Please give every line of the items below as a Markdown table with the columns "Row" and "Line." Number the rows, skip blank lines, and leave the pictures out.

Element location listings —
-- start --
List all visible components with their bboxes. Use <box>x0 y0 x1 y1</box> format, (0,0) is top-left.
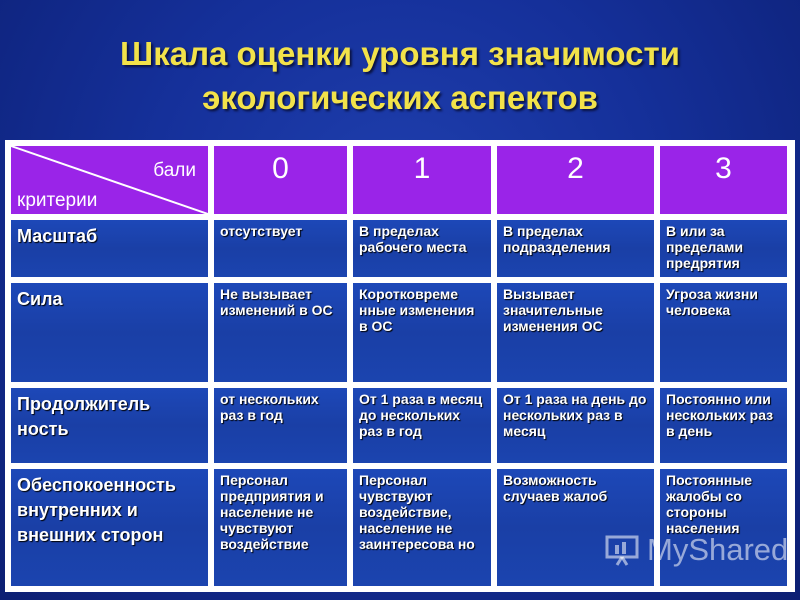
table-cell: Постоянные жалобы со стороны населения <box>660 469 787 586</box>
table-cell: От 1 раза в месяц до нескольких раз в год <box>353 388 491 463</box>
table-cell: Персонал предприятия и население не чувствуют воздействие <box>214 469 347 586</box>
table-corner-cell <box>11 146 208 214</box>
criterion-strength: Сила <box>11 283 208 382</box>
criterion-concern: Обеспокоенность внутренних и внешних сторон <box>11 469 208 586</box>
table-cell: Вызывает значительные изменения ОС <box>497 283 654 382</box>
table-cell: Персонал чувствуют воздействие, население не заинтересова но <box>353 469 491 586</box>
slide-title <box>0 32 800 120</box>
table-cell: отсутствует <box>214 220 347 277</box>
table-cell: В или за пределами предрятия <box>660 220 787 277</box>
criterion-duration: Продолжитель ность <box>11 388 208 463</box>
corner-label-criteria: критерии <box>17 190 98 211</box>
table-cell: В пределах рабочего места <box>353 220 491 277</box>
watermark <box>605 532 788 568</box>
title-line-2: экологических аспектов <box>202 79 598 116</box>
header-score-1: 1 <box>353 146 491 214</box>
criterion-scale: Масштаб <box>11 220 208 277</box>
table-cell: Коротковреме нные изменения в ОС <box>353 283 491 382</box>
presentation-icon <box>605 534 641 566</box>
table-cell: от нескольких раз в год <box>214 388 347 463</box>
table-cell: Угроза жизни человека <box>660 283 787 382</box>
table-cell: Постоянно или нескольких раз в день <box>660 388 787 463</box>
table-cell: Не вызывает изменений в ОС <box>214 283 347 382</box>
header-score-2: 2 <box>497 146 654 214</box>
header-score-0: 0 <box>214 146 347 214</box>
corner-label-scores: бали <box>153 160 196 181</box>
header-score-3: 3 <box>660 146 787 214</box>
table-cell: От 1 раза на день до нескольких раз в месяц <box>497 388 654 463</box>
table-cell: В пределах подразделения <box>497 220 654 277</box>
watermark-text: MyShared <box>647 532 789 567</box>
assessment-table <box>5 140 795 592</box>
title-line-1: Шкала оценки уровня значимости <box>120 35 680 72</box>
table-cell: Возможность случаев жалоб <box>497 469 654 586</box>
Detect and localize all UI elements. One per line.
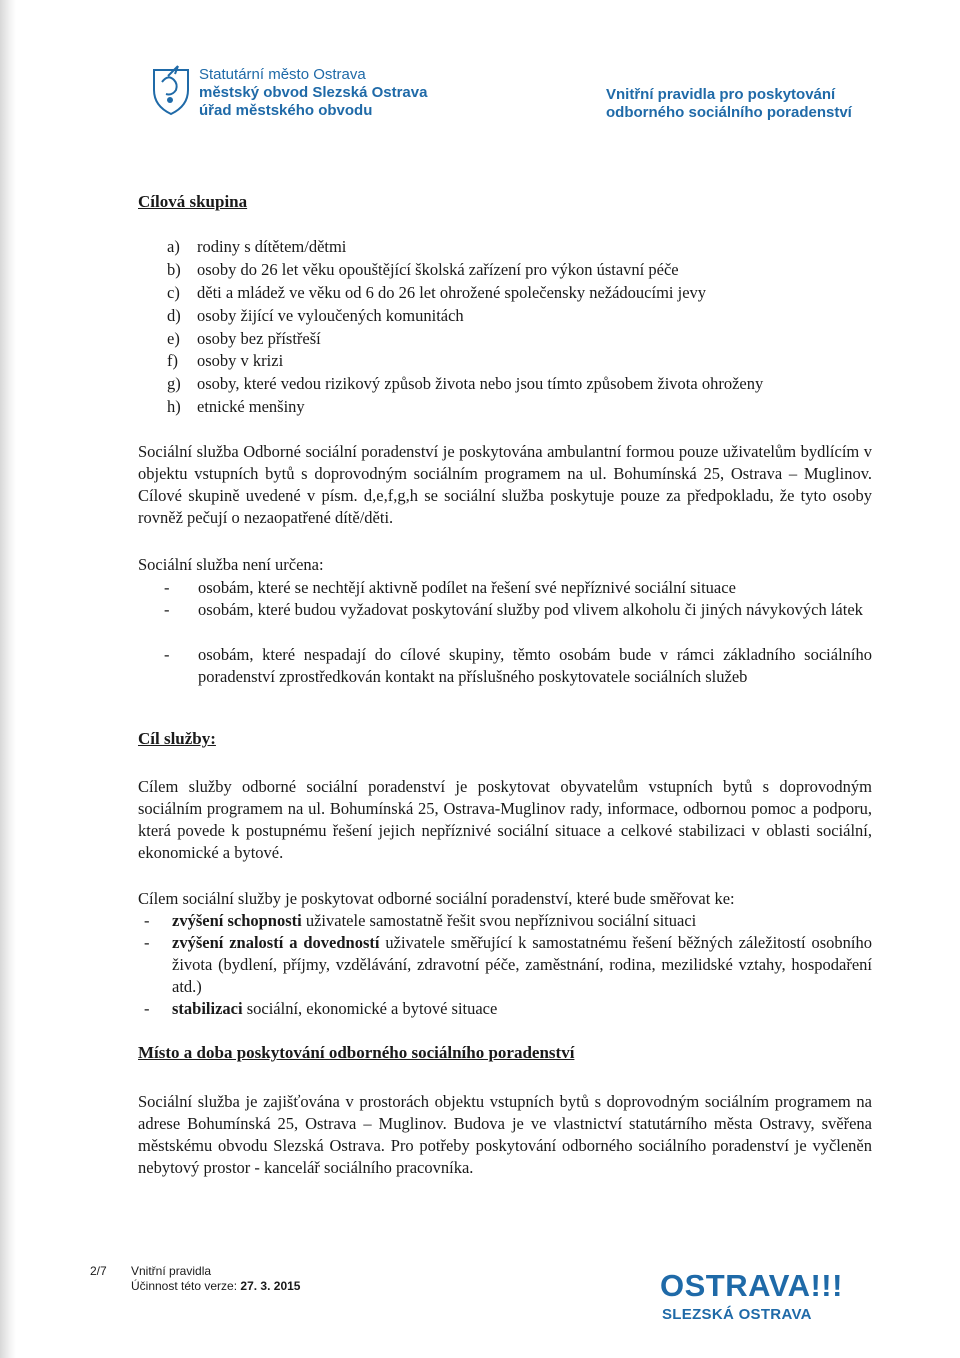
not-intended-intro: Sociální služba není určena: [138,555,324,574]
dash-marker: - [144,911,150,930]
list-item [167,259,679,281]
place-paragraph: Sociální služba je zajišťována v prostorách objektu vstupních bytů s doprovodným sociálním programem na adrese Bohumínská 25, Ostrava – Muglinov. Budova je ve vlastnictví statutárního města Ostravy, svěřena městskému obvodu Slezská Ostrava. Pro potřeby poskytování odborného sociálního poradenství je vyčleněn nebytový prostor - kancelář sociálního pracovníka. [138,1092,872,1177]
footer-doc-name: Vnitřní pravidla [131,1264,212,1278]
dash-list-item [138,998,872,1020]
document-title-header [606,86,852,122]
dash-marker: - [164,645,170,664]
footer-validity-label: Účinnost této verze: [131,1279,238,1293]
dash-list-item [164,644,872,688]
org-line-1: Statutární město Ostrava [199,66,366,83]
list-item-text: osoby, které vedou rizikový způsob života nebo jsou tímto způsobem života ohroženy [197,374,764,393]
list-marker: d) [167,306,181,325]
section-title-target-group: Cílová skupina [138,192,248,211]
service-scope-paragraph: Sociální služba Odborné sociální poradenství je poskytována ambulantní formou pouze uživatelům bydlícím v objektu vstupních bytů s doprovodným sociálním programem na ul. Bohumínská 25, Ostrava – Muglinov. Cílové skupině uvedené v písm. d,e,f,g,h se sociální služba poskytuje pouze za předpokladu, že tyto osoby rovněž pečují o nezaopatřené dítě/děti. [138,442,872,527]
dash-list-text: osobám, které budou vyžadovat poskytování služby pod vlivem alkoholu či jiných návykových látek [198,600,863,619]
dash-list-item [138,910,872,932]
dash-list-item [164,599,872,621]
list-item-text: rodiny s dítětem/dětmi [197,237,347,256]
list-marker: c) [167,283,180,302]
list-item [167,328,321,350]
slezska-ostrava-logo-sub: SLEZSKÁ OSTRAVA [662,1306,812,1323]
bold-phrase: zvýšení schopnosti [172,911,302,930]
list-item [167,350,283,372]
list-item-text: osoby do 26 let věku opouštějící školská zařízení pro výkon ústavní péče [197,260,679,279]
dash-marker: - [164,600,170,619]
list-item [167,305,464,327]
goal-paragraph: Cílem služby odborné sociální poradenství je poskytovat obyvatelům vstupních bytů s doprovodným sociálním programem na ul. Bohumínská 25, Ostrava-Muglinov rady, informace, odbornou pomoc a podporu, která povede k postupnému řešení jejich nepříznivé sociální situace a celkové stabilizaci v oblasti sociální, ekonomické a bytové. [138,777,872,862]
section-title-goal: Cíl služby: [138,729,216,748]
dash-marker: - [164,578,170,597]
list-marker: b) [167,260,181,279]
org-line-2: městský obvod Slezská Ostrava [199,84,428,101]
goal-intro: Cílem sociální služby je poskytovat odborné sociální poradenství, které bude směřovat ke: [138,889,735,908]
list-item [167,396,305,418]
list-item-text: osoby bez přístřeší [197,329,321,348]
list-marker: a) [167,237,180,256]
dash-list-text: osobám, které se nechtějí aktivně podílet na řešení své nepříznivé sociální situace [198,578,736,597]
city-coat-of-arms-icon [148,62,194,116]
list-item-text: děti a mládež ve věku od 6 do 26 let ohrožené společensky nežádoucími jevy [197,283,707,302]
bold-phrase: zvýšení znalostí a dovedností [172,933,380,952]
dash-marker: - [144,933,150,952]
list-item-text: osoby žijící ve vyloučených komunitách [197,306,464,325]
list-marker: f) [167,351,178,370]
dash-list-text: uživatele směřující k samostatnému řešení běžných záležitostí osobního života (bydlení, příjmy, vzdělávání, zdravotní péče, zaměstnání, rodina, mezilidské vztahy, hospodaření atd.) [172,933,872,996]
list-item [167,282,706,304]
footer-validity-date: 27. 3. 2015 [240,1279,301,1293]
dash-marker: - [144,999,150,1018]
doc-title-line-1: Vnitřní pravidla pro poskytování [606,86,836,103]
list-item [167,236,346,258]
page-number: 2/7 [90,1264,107,1278]
list-item [167,373,763,395]
dash-list-item [164,577,872,599]
bold-phrase: stabilizaci [172,999,243,1018]
dash-list-text: osobám, které nespadají do cílové skupiny, těmto osobám bude v rámci základního sociálního poradenství zprostředkován kontakt na příslušného poskytovatele sociálních služeb [198,645,872,686]
list-item-text: osoby v krizi [197,351,284,370]
dash-list-text: sociální, ekonomické a bytové situace [242,999,498,1018]
list-item-text: etnické menšiny [197,397,305,416]
section-title-place: Místo a doba poskytování odborného sociálního poradenství [138,1043,575,1062]
footer-document-info [131,1264,300,1294]
list-marker: h) [167,397,181,416]
dash-list-item [138,932,872,998]
doc-title-line-2: odborného sociálního poradenství [606,104,852,121]
org-line-3: úřad městského obvodu [199,102,373,119]
list-marker: g) [167,374,181,393]
ostrava-logo: OSTRAVA!!! [660,1268,843,1303]
page-edge-shadow [0,0,16,1358]
organization-header [199,66,427,120]
list-marker: e) [167,329,180,348]
dash-list-text: uživatele samostatně řešit svou nepříznivou sociální situaci [301,911,697,930]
-- end --
Exercise response —
| Row | Line |
|---|---|
| 1 | List all visible components with their bboxes. Use <box>x0 y0 x1 y1</box> format, (0,0) is top-left. |
| 2 | table-cell: Постоянные жалобы со стороны населения <box>660 469 787 586</box> |
| 3 | table-cell: От 1 раза в месяц до нескольких раз в год <box>353 388 491 463</box> |
| 4 | table-cell: Персонал предприятия и население не чувствуют воздействие <box>214 469 347 586</box> |
| 5 | table-corner-cell <box>11 146 208 214</box> |
| 6 | criterion-strength: Сила <box>11 283 208 382</box> |
| 7 | criterion-concern: Обеспокоенность внутренних и внешних сторон <box>11 469 208 586</box> |
| 8 | table-cell: Вызывает значительные изменения ОС <box>497 283 654 382</box> |
| 9 | table-cell: Персонал чувствуют воздействие, население не заинтересова но <box>353 469 491 586</box> |
| 10 | slide-title <box>0 32 800 120</box> |
| 11 | table-cell: отсутствует <box>214 220 347 277</box> |
| 12 | table-cell: В или за пределами предрятия <box>660 220 787 277</box> |
| 13 | criterion-duration: Продолжитель ность <box>11 388 208 463</box> |
| 14 | corner-label-criteria: критерии <box>17 190 98 211</box> |
| 15 | table-cell: В пределах рабочего места <box>353 220 491 277</box> |
| 16 | watermark <box>605 532 788 568</box> |
| 17 | title-line-2: экологических аспектов <box>202 79 598 116</box> |
| 18 | header-score-1: 1 <box>353 146 491 214</box> |
| 19 | criterion-scale: Масштаб <box>11 220 208 277</box> |
| 20 | table-cell: Коротковреме нные изменения в ОС <box>353 283 491 382</box> |
| 21 | presentation-icon <box>605 534 641 566</box> |
| 22 | table-cell: от нескольких раз в год <box>214 388 347 463</box> |
| 23 | table-cell: Угроза жизни человека <box>660 283 787 382</box> |
| 24 | table-cell: Постоянно или нескольких раз в день <box>660 388 787 463</box> |
| 25 | table-cell: Не вызывает изменений в ОС <box>214 283 347 382</box> |
| 26 | header-score-2: 2 <box>497 146 654 214</box> |
| 27 | header-score-0: 0 <box>214 146 347 214</box> |
| 28 | corner-label-scores: бали <box>153 160 196 181</box> |
| 29 | header-score-3: 3 <box>660 146 787 214</box> |
| 30 | table-cell: От 1 раза на день до нескольких раз в месяц <box>497 388 654 463</box> |
| 31 | table-cell: В пределах подразделения <box>497 220 654 277</box> |
| 32 | watermark-text: MyShared <box>647 532 789 567</box> |
| 33 | assessment-table <box>5 140 795 592</box> |
| 34 | title-line-1: Шкала оценки уровня значимости <box>120 35 680 72</box> |
| 35 | table-cell: Возможность случаев жалоб <box>497 469 654 586</box> |
| 36 | Detect and localize all UI elements. One per line. |
| 37 | not-intended-intro: Sociální služba není určena: [138,555,324,574] |
| 38 | dash-marker: - [144,911,150,930] |
| 39 | list-item [167,259,679,281] |
| 40 | place-paragraph: Sociální služba je zajišťována v prostorách objektu vstupních bytů s doprovodným sociálním programem na adrese Bohumínská 25, Ostrava – Muglinov. Budova je ve vlastnictví statutárního města Ostravy, svěřena městskému obvodu Slezská Ostrava. Pro potřeby poskytování odborného sociálního poradenství je vyčleněn nebytový prostor - kancelář sociálního pracovníka. [138,1092,872,1177] |
| 41 | footer-doc-name: Vnitřní pravidla [131,1264,212,1278] |
| 42 | dash-list-item [138,998,872,1020] |
| 43 | document-title-header [606,86,852,122] |
| 44 | dash-marker: - [164,645,170,664] |
| 45 | footer-validity-label: Účinnost této verze: [131,1279,238,1293] |
| 46 | dash-list-item [164,644,872,688] |
| 47 | org-line-1: Statutární město Ostrava [199,66,366,83] |
| 48 | list-item-text: osoby, které vedou rizikový způsob života nebo jsou tímto způsobem života ohroženy [197,374,764,393] |
| 49 | list-marker: d) [167,306,181,325] |
| 50 | section-title-target-group: Cílová skupina [138,192,248,211] |
| 51 | service-scope-paragraph: Sociální služba Odborné sociální poradenství je poskytována ambulantní formou pouze uživatelům bydlícím v objektu vstupních bytů s doprovodným sociálním programem na ul. Bohumínská 25, Ostrava – Muglinov. Cílové skupině uvedené v písm. d,e,f,g,h se sociální služba poskytuje pouze za předpokladu, že tyto osoby rovněž pečují o nezaopatřené dítě/děti. [138,442,872,527] |
| 52 | dash-list-text: osobám, které budou vyžadovat poskytování služby pod vlivem alkoholu či jiných návykových látek [198,600,863,619] |
| 53 | dash-list-item [138,910,872,932] |
| 54 | dash-list-item [164,599,872,621] |
| 55 | list-item-text: rodiny s dítětem/dětmi [197,237,347,256] |
| 56 | list-marker: c) [167,283,180,302] |
| 57 | list-item [167,328,321,350] |
| 58 | slezska-ostrava-logo-sub: SLEZSKÁ OSTRAVA [662,1306,812,1323] |
| 59 | bold-phrase: zvýšení schopnosti [172,911,302,930] |
| 60 | list-item [167,350,283,372] |
| 61 | list-item-text: osoby do 26 let věku opouštějící školská zařízení pro výkon ústavní péče [197,260,679,279] |
| 62 | dash-marker: - [164,600,170,619] |
| 63 | list-item [167,305,464,327] |
| 64 | goal-paragraph: Cílem služby odborné sociální poradenství je poskytovat obyvatelům vstupních bytů s doprovodným sociálním programem na ul. Bohumínská 25, Ostrava-Muglinov rady, informace, odbornou pomoc a podporu, která povede k postupnému řešení jejich nepříznivé sociální situace a celkové stabilizaci v oblasti sociální, ekonomické a bytové. [138,777,872,862] |
| 65 | section-title-goal: Cíl služby: [138,729,216,748] |
| 66 | dash-marker: - [164,578,170,597] |
| 67 | list-marker: b) [167,260,181,279] |
| 68 | org-line-2: městský obvod Slezská Ostrava [199,84,428,101] |
| 69 | goal-intro: Cílem sociální služby je poskytovat odborné sociální poradenství, které bude směřovat ke: [138,889,735,908] |
| 70 | list-item [167,396,305,418] |
| 71 | list-item-text: osoby bez přístřeší [197,329,321,348] |
| 72 | list-marker: a) [167,237,180,256] |
| 73 | dash-list-text: osobám, které se nechtějí aktivně podílet na řešení své nepříznivé sociální situace [198,578,736,597] |
| 74 | city-coat-of-arms-icon [148,62,194,116] |
| 75 | list-item-text: děti a mládež ve věku od 6 do 26 let ohrožené společensky nežádoucími jevy [197,283,707,302] |
| 76 | bold-phrase: zvýšení znalostí a dovedností [172,933,380,952] |
| 77 | dash-marker: - [144,933,150,952] |
| 78 | list-item-text: osoby žijící ve vyloučených komunitách [197,306,464,325] |
| 79 | list-marker: f) [167,351,178,370] |
| 80 | dash-list-text: uživatele směřující k samostatnému řešení běžných záležitostí osobního života (bydlení, příjmy, vzdělávání, zdravotní péče, zaměstnání, rodina, mezilidské vztahy, hospodaření atd.) [172,933,872,996] |
| 81 | list-item [167,282,706,304] |
| 82 | footer-validity-date: 27. 3. 2015 [240,1279,301,1293] |
| 83 | dash-marker: - [144,999,150,1018] |
| 84 | doc-title-line-1: Vnitřní pravidla pro poskytování [606,86,836,103] |
| 85 | list-item [167,236,346,258] |
| 86 | page-number: 2/7 [90,1264,107,1278] |
| 87 | list-item [167,373,763,395] |
| 88 | dash-list-item [164,577,872,599] |
| 89 | bold-phrase: stabilizaci [172,999,243,1018] |
| 90 | dash-list-text: osobám, které nespadají do cílové skupiny, těmto osobám bude v rámci základního sociálního poradenství zprostředkován kontakt na příslušného poskytovatele sociálních služeb [198,645,872,686] |
| 91 | list-item-text: osoby v krizi [197,351,284,370] |
| 92 | dash-list-text: sociální, ekonomické a bytové situace [242,999,498,1018] |
| 93 | list-item-text: etnické menšiny [197,397,305,416] |
| 94 | section-title-place: Místo a doba poskytování odborného sociálního poradenství [138,1043,575,1062] |
| 95 | footer-document-info [131,1264,300,1294] |
| 96 | list-marker: h) [167,397,181,416] |
| 97 | dash-list-item [138,932,872,998] |
| 98 | doc-title-line-2: odborného sociálního poradenství [606,104,852,121] |
| 99 | org-line-3: úřad městského obvodu [199,102,373,119] |
| 100 | list-marker: g) [167,374,181,393] |
| 101 | ostrava-logo: OSTRAVA!!! [660,1268,843,1303] |
| 102 | page-edge-shadow [0,0,16,1358] |
| 103 | organization-header [199,66,427,120] |
| 104 | list-marker: e) [167,329,180,348] |
| 105 | dash-list-text: uživatele samostatně řešit svou nepříznivou sociální situaci [301,911,697,930] |